Your task is to filter the data below down to the lines holding "systemctl".
— START Task inputs —
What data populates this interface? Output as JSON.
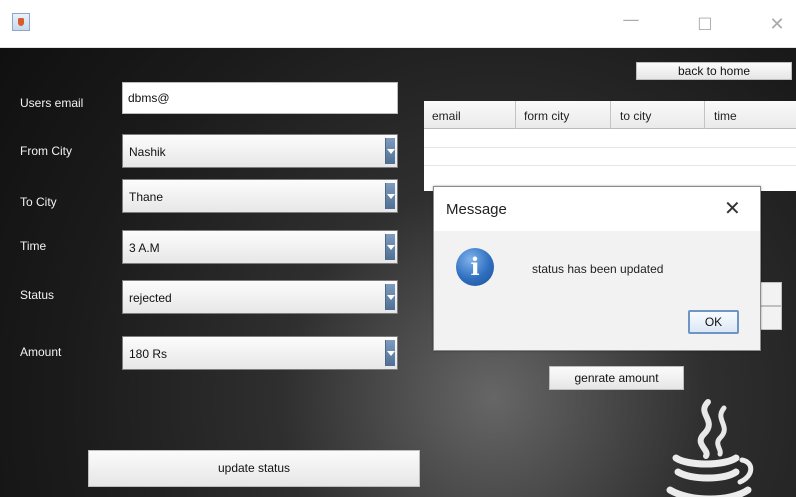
{
  "window": {
    "minimize_glyph": "—",
    "maximize_glyph": "☐",
    "close_glyph": "✕"
  },
  "form": {
    "email_label": "Users email",
    "email_value": "dbms@",
    "from_label": "From City",
    "from_value": "Nashik",
    "to_label": "To City",
    "to_value": "Thane",
    "time_label": "Time",
    "time_value": "3  A.M",
    "status_label": "Status",
    "status_value": "rejected",
    "amount_label": "Amount",
    "amount_value": "180 Rs",
    "update_button": "update status"
  },
  "actions": {
    "back_button": "back to home",
    "generate_button": "genrate amount"
  },
  "table": {
    "columns": [
      "email",
      "form city",
      "to city",
      "time"
    ]
  },
  "dialog": {
    "title": "Message",
    "close_glyph": "✕",
    "icon_letter": "i",
    "message": "status has been updated",
    "ok_button": "OK"
  },
  "icons": {
    "app": "java-app-icon",
    "info": "info-icon",
    "logo": "java-logo-icon"
  },
  "colors": {
    "accent": "#2f6fc0",
    "combo_arrow": "#5f7fa6",
    "background": "#202020"
  }
}
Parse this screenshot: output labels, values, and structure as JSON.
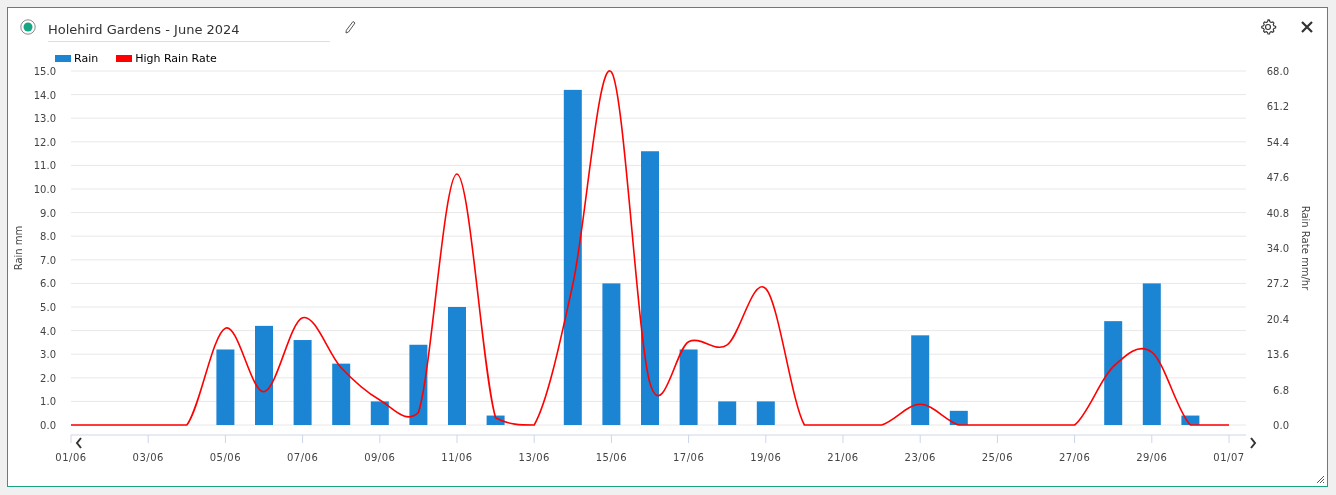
{
  "widget": {
    "title": "Holehird Gardens - June 2024",
    "status_on": true
  },
  "chart": {
    "chart_data": {
      "type": "bar",
      "ylabel": "Rain mm",
      "y2label": "Rain Rate mm/hr",
      "categories": [
        "01/06",
        null,
        "03/06",
        null,
        "05/06",
        null,
        "07/06",
        null,
        "09/06",
        null,
        "11/06",
        null,
        "13/06",
        null,
        "15/06",
        null,
        "17/06",
        null,
        "19/06",
        null,
        "21/06",
        null,
        "23/06",
        null,
        "25/06",
        null,
        "27/06",
        null,
        "29/06",
        null,
        "01/07"
      ],
      "series": [
        {
          "name": "Rain",
          "color": "#1b84d3",
          "values": [
            0,
            0,
            0,
            0,
            3.2,
            4.2,
            3.6,
            2.6,
            1.0,
            3.4,
            5.0,
            0.4,
            0,
            14.2,
            6.0,
            11.6,
            3.2,
            1.0,
            1.0,
            0,
            0,
            0,
            3.8,
            0.6,
            0,
            0,
            0,
            4.4,
            6.0,
            0.4,
            null
          ]
        },
        {
          "name": "High Rain Rate",
          "type": "line",
          "axis": "y2",
          "color": "#ff0000",
          "values": [
            0,
            0,
            0,
            0,
            18.6,
            6.4,
            20.6,
            11,
            4.8,
            2.4,
            48.2,
            1.4,
            0,
            27,
            67.8,
            8,
            16,
            15.4,
            26.2,
            0,
            0,
            0,
            4,
            0,
            0,
            0,
            0,
            11.2,
            14,
            0,
            0
          ]
        }
      ],
      "ylim": [
        0,
        15
      ],
      "y2lim": [
        0,
        68
      ],
      "grid": true,
      "yticks": [
        {
          "value": 0,
          "label": "0.0"
        },
        {
          "value": 1,
          "label": "1.0"
        },
        {
          "value": 2,
          "label": "2.0"
        },
        {
          "value": 3,
          "label": "3.0"
        },
        {
          "value": 4,
          "label": "4.0"
        },
        {
          "value": 5,
          "label": "5.0"
        },
        {
          "value": 6,
          "label": "6.0"
        },
        {
          "value": 7,
          "label": "7.0"
        },
        {
          "value": 8,
          "label": "8.0"
        },
        {
          "value": 9,
          "label": "9.0"
        },
        {
          "value": 10,
          "label": "10.0"
        },
        {
          "value": 11,
          "label": "11.0"
        },
        {
          "value": 12,
          "label": "12.0"
        },
        {
          "value": 13,
          "label": "13.0"
        },
        {
          "value": 14,
          "label": "14.0"
        },
        {
          "value": 15,
          "label": "15.0"
        }
      ],
      "y2ticks": [
        {
          "value": 0,
          "label": "0.0"
        },
        {
          "value": 6.8,
          "label": "6.8"
        },
        {
          "value": 13.6,
          "label": "13.6"
        },
        {
          "value": 20.4,
          "label": "20.4"
        },
        {
          "value": 27.2,
          "label": "27.2"
        },
        {
          "value": 34,
          "label": "34.0"
        },
        {
          "value": 40.8,
          "label": "40.8"
        },
        {
          "value": 47.6,
          "label": "47.6"
        },
        {
          "value": 54.4,
          "label": "54.4"
        },
        {
          "value": 61.2,
          "label": "61.2"
        },
        {
          "value": 68,
          "label": "68.0"
        }
      ]
    }
  }
}
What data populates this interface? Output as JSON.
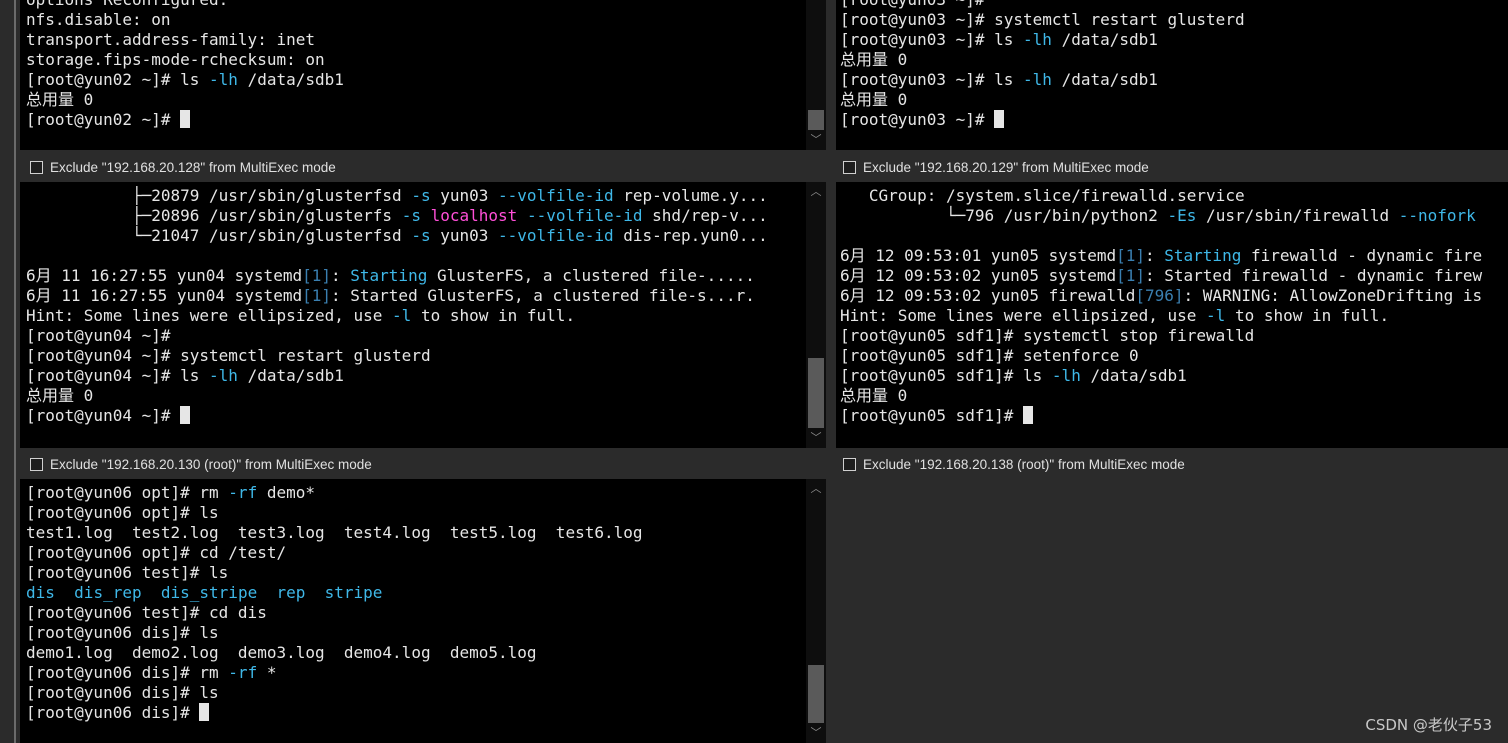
{
  "panes": {
    "p1": {
      "lines": [
        [
          {
            "t": "options Reconfigured:"
          }
        ],
        [
          {
            "t": "nfs.disable: on"
          }
        ],
        [
          {
            "t": "transport.address-family: inet"
          }
        ],
        [
          {
            "t": "storage.fips-mode-rchecksum: on"
          }
        ],
        [
          {
            "t": "[root@yun02 ~]# ls "
          },
          {
            "t": "-lh",
            "c": "cyan"
          },
          {
            "t": " /data/sdb1"
          }
        ],
        [
          {
            "t": "总用量 0"
          }
        ],
        [
          {
            "t": "[root@yun02 ~]# "
          },
          {
            "cursor": true
          }
        ]
      ]
    },
    "p2": {
      "lines": [
        [
          {
            "t": "[root@yun03 ~]#"
          }
        ],
        [
          {
            "t": "[root@yun03 ~]# systemctl restart glusterd"
          }
        ],
        [
          {
            "t": "[root@yun03 ~]# ls "
          },
          {
            "t": "-lh",
            "c": "cyan"
          },
          {
            "t": " /data/sdb1"
          }
        ],
        [
          {
            "t": "总用量 0"
          }
        ],
        [
          {
            "t": "[root@yun03 ~]# ls "
          },
          {
            "t": "-lh",
            "c": "cyan"
          },
          {
            "t": " /data/sdb1"
          }
        ],
        [
          {
            "t": "总用量 0"
          }
        ],
        [
          {
            "t": "[root@yun03 ~]# "
          },
          {
            "cursor": true
          }
        ]
      ]
    },
    "p3": {
      "exclude_label": "Exclude \"192.168.20.128\" from MultiExec mode",
      "lines": [
        [
          {
            "t": "           ├─20879 /usr/sbin/glusterfsd "
          },
          {
            "t": "-s",
            "c": "cyan"
          },
          {
            "t": " yun03 "
          },
          {
            "t": "--volfile-id",
            "c": "cyan"
          },
          {
            "t": " rep-volume.y..."
          }
        ],
        [
          {
            "t": "           ├─20896 /usr/sbin/glusterfs "
          },
          {
            "t": "-s",
            "c": "cyan"
          },
          {
            "t": " "
          },
          {
            "t": "localhost",
            "c": "mag"
          },
          {
            "t": " "
          },
          {
            "t": "--volfile-id",
            "c": "cyan"
          },
          {
            "t": " shd/rep-v..."
          }
        ],
        [
          {
            "t": "           └─21047 /usr/sbin/glusterfsd "
          },
          {
            "t": "-s",
            "c": "cyan"
          },
          {
            "t": " yun03 "
          },
          {
            "t": "--volfile-id",
            "c": "cyan"
          },
          {
            "t": " dis-rep.yun0..."
          }
        ],
        [
          {
            "t": ""
          }
        ],
        [
          {
            "t": "6月 11 16:27:55 yun04 systemd"
          },
          {
            "t": "[1]",
            "c": "dim"
          },
          {
            "t": ": "
          },
          {
            "t": "Starting",
            "c": "cyan"
          },
          {
            "t": " GlusterFS, a clustered file-....."
          }
        ],
        [
          {
            "t": "6月 11 16:27:55 yun04 systemd"
          },
          {
            "t": "[1]",
            "c": "dim"
          },
          {
            "t": ": Started GlusterFS, a clustered file-s...r."
          }
        ],
        [
          {
            "t": "Hint: Some lines were ellipsized, use "
          },
          {
            "t": "-l",
            "c": "cyan"
          },
          {
            "t": " to show in full."
          }
        ],
        [
          {
            "t": "[root@yun04 ~]#"
          }
        ],
        [
          {
            "t": "[root@yun04 ~]# systemctl restart glusterd"
          }
        ],
        [
          {
            "t": "[root@yun04 ~]# ls "
          },
          {
            "t": "-lh",
            "c": "cyan"
          },
          {
            "t": " /data/sdb1"
          }
        ],
        [
          {
            "t": "总用量 0"
          }
        ],
        [
          {
            "t": "[root@yun04 ~]# "
          },
          {
            "cursor": true
          }
        ]
      ]
    },
    "p4": {
      "exclude_label": "Exclude \"192.168.20.129\" from MultiExec mode",
      "lines": [
        [
          {
            "t": "   CGroup: /system.slice/firewalld.service"
          }
        ],
        [
          {
            "t": "           └─796 /usr/bin/python2 "
          },
          {
            "t": "-Es",
            "c": "cyan"
          },
          {
            "t": " /usr/sbin/firewalld "
          },
          {
            "t": "--nofork",
            "c": "cyan"
          }
        ],
        [
          {
            "t": ""
          }
        ],
        [
          {
            "t": "6月 12 09:53:01 yun05 systemd"
          },
          {
            "t": "[1]",
            "c": "dim"
          },
          {
            "t": ": "
          },
          {
            "t": "Starting",
            "c": "cyan"
          },
          {
            "t": " firewalld - dynamic fire"
          }
        ],
        [
          {
            "t": "6月 12 09:53:02 yun05 systemd"
          },
          {
            "t": "[1]",
            "c": "dim"
          },
          {
            "t": ": Started firewalld - dynamic firew"
          }
        ],
        [
          {
            "t": "6月 12 09:53:02 yun05 firewalld"
          },
          {
            "t": "[796]",
            "c": "dim"
          },
          {
            "t": ": WARNING: AllowZoneDrifting is"
          }
        ],
        [
          {
            "t": "Hint: Some lines were ellipsized, use "
          },
          {
            "t": "-l",
            "c": "cyan"
          },
          {
            "t": " to show in full."
          }
        ],
        [
          {
            "t": "[root@yun05 sdf1]# systemctl stop firewalld"
          }
        ],
        [
          {
            "t": "[root@yun05 sdf1]# setenforce 0"
          }
        ],
        [
          {
            "t": "[root@yun05 sdf1]# ls "
          },
          {
            "t": "-lh",
            "c": "cyan"
          },
          {
            "t": " /data/sdb1"
          }
        ],
        [
          {
            "t": "总用量 0"
          }
        ],
        [
          {
            "t": "[root@yun05 sdf1]# "
          },
          {
            "cursor": true
          }
        ]
      ]
    },
    "p5": {
      "exclude_label": "Exclude \"192.168.20.130 (root)\" from MultiExec mode",
      "lines": [
        [
          {
            "t": "[root@yun06 opt]# rm "
          },
          {
            "t": "-rf",
            "c": "cyan"
          },
          {
            "t": " demo*"
          }
        ],
        [
          {
            "t": "[root@yun06 opt]# ls"
          }
        ],
        [
          {
            "t": "test1.log  test2.log  test3.log  test4.log  test5.log  test6.log"
          }
        ],
        [
          {
            "t": "[root@yun06 opt]# cd /test/"
          }
        ],
        [
          {
            "t": "[root@yun06 test]# ls"
          }
        ],
        [
          {
            "t": "dis",
            "c": "cyan"
          },
          {
            "t": "  "
          },
          {
            "t": "dis_rep",
            "c": "cyan"
          },
          {
            "t": "  "
          },
          {
            "t": "dis_stripe",
            "c": "cyan"
          },
          {
            "t": "  "
          },
          {
            "t": "rep",
            "c": "cyan"
          },
          {
            "t": "  "
          },
          {
            "t": "stripe",
            "c": "cyan"
          }
        ],
        [
          {
            "t": "[root@yun06 test]# cd dis"
          }
        ],
        [
          {
            "t": "[root@yun06 dis]# ls"
          }
        ],
        [
          {
            "t": "demo1.log  demo2.log  demo3.log  demo4.log  demo5.log"
          }
        ],
        [
          {
            "t": "[root@yun06 dis]# rm "
          },
          {
            "t": "-rf",
            "c": "cyan"
          },
          {
            "t": " *"
          }
        ],
        [
          {
            "t": "[root@yun06 dis]# ls"
          }
        ],
        [
          {
            "t": "[root@yun06 dis]# "
          },
          {
            "cursor": true
          }
        ]
      ]
    },
    "p6": {
      "exclude_label": "Exclude \"192.168.20.138 (root)\" from MultiExec mode",
      "lines": []
    }
  },
  "scrollbar": {
    "up_arrow": "︿",
    "down_arrow": "﹀"
  },
  "watermark": "CSDN @老伙子53",
  "colors": {
    "terminal_bg": "#000000",
    "text": "#e6e6e6",
    "cyan": "#3fb8e8",
    "magenta": "#ff4fd8",
    "dim_blue": "#3a7fb0",
    "frame": "#2b2b2b"
  }
}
— END Task inputs —
Exercise answer
            "t": "[root@yun03 ~]# systemctl restart glusterd"
            "t": "[root@yun04 ~]# systemctl restart glusterd"
            "t": "[root@yun05 sdf1]# systemctl stop firewalld"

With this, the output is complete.